» Exercise details: Answer with a single number: how many lines in the listing below include "this"?

» Data entries:
-- Begin --
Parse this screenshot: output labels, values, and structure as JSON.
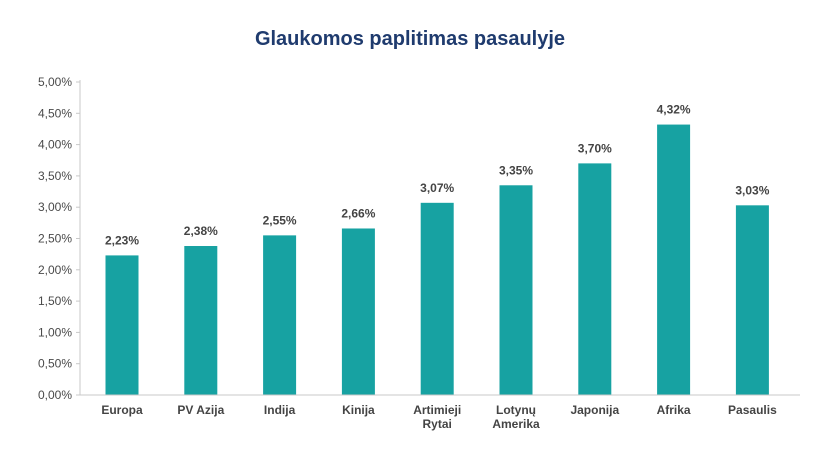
{
  "chart_data": {
    "type": "bar",
    "title": "Glaukomos paplitimas pasaulyje",
    "xlabel": "",
    "ylabel": "",
    "categories": [
      [
        "Europa"
      ],
      [
        "PV Azija"
      ],
      [
        "Indija"
      ],
      [
        "Kinija"
      ],
      [
        "Artimieji",
        "Rytai"
      ],
      [
        "Lotynų",
        "Amerika"
      ],
      [
        "Japonija"
      ],
      [
        "Afrika"
      ],
      [
        "Pasaulis"
      ]
    ],
    "values": [
      2.23,
      2.38,
      2.55,
      2.66,
      3.07,
      3.35,
      3.7,
      4.32,
      3.03
    ],
    "value_labels": [
      "2,23%",
      "2,38%",
      "2,55%",
      "2,66%",
      "3,07%",
      "3,35%",
      "3,70%",
      "4,32%",
      "3,03%"
    ],
    "ylim": [
      0,
      5
    ],
    "yticks": [
      0,
      0.5,
      1,
      1.5,
      2,
      2.5,
      3,
      3.5,
      4,
      4.5,
      5
    ],
    "ytick_labels": [
      "0,00%",
      "0,50%",
      "1,00%",
      "1,50%",
      "2,00%",
      "2,50%",
      "3,00%",
      "3,50%",
      "4,00%",
      "4,50%",
      "5,00%"
    ],
    "grid": false,
    "legend": "none",
    "bar_color": "#17a2a2",
    "axis_color": "#c8c8c8"
  }
}
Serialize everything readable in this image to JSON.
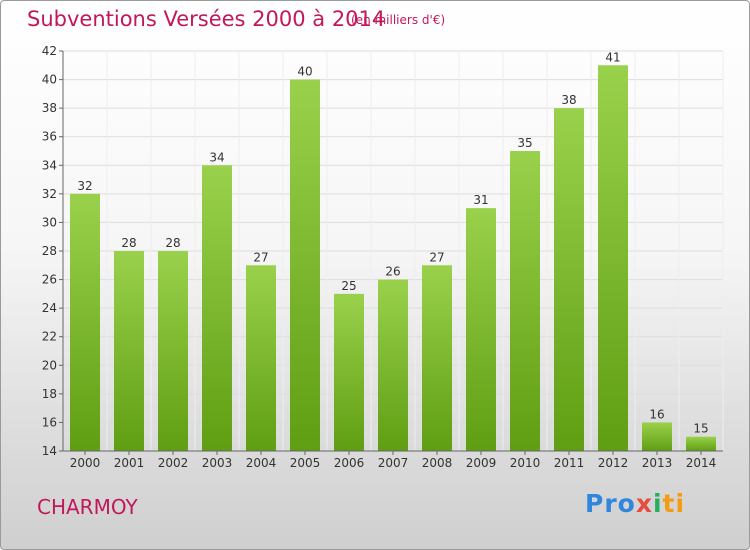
{
  "header": {
    "title": "Subventions Versées 2000 à 2014",
    "subtitle": "(en milliers d'€)"
  },
  "footer": {
    "commune": "CHARMOY",
    "logo_text": "Proxiti"
  },
  "colors": {
    "title": "#c2185b",
    "bar_light": "#9ad14c",
    "bar_dark": "#5f9e13"
  },
  "chart_data": {
    "type": "bar",
    "title": "Subventions Versées 2000 à 2014",
    "subtitle": "(en milliers d'€)",
    "xlabel": "",
    "ylabel": "",
    "categories": [
      "2000",
      "2001",
      "2002",
      "2003",
      "2004",
      "2005",
      "2006",
      "2007",
      "2008",
      "2009",
      "2010",
      "2011",
      "2012",
      "2013",
      "2014"
    ],
    "values": [
      32,
      28,
      28,
      34,
      27,
      40,
      25,
      26,
      27,
      31,
      35,
      38,
      41,
      16,
      15
    ],
    "ylim": [
      14,
      42
    ],
    "yticks": [
      14,
      16,
      18,
      20,
      22,
      24,
      26,
      28,
      30,
      32,
      34,
      36,
      38,
      40,
      42
    ],
    "grid": true,
    "data_labels": true
  }
}
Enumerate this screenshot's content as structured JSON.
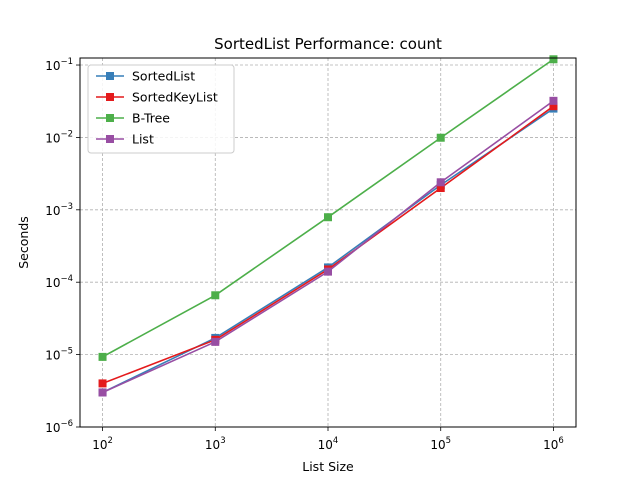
-- End --
» Exercise output: 3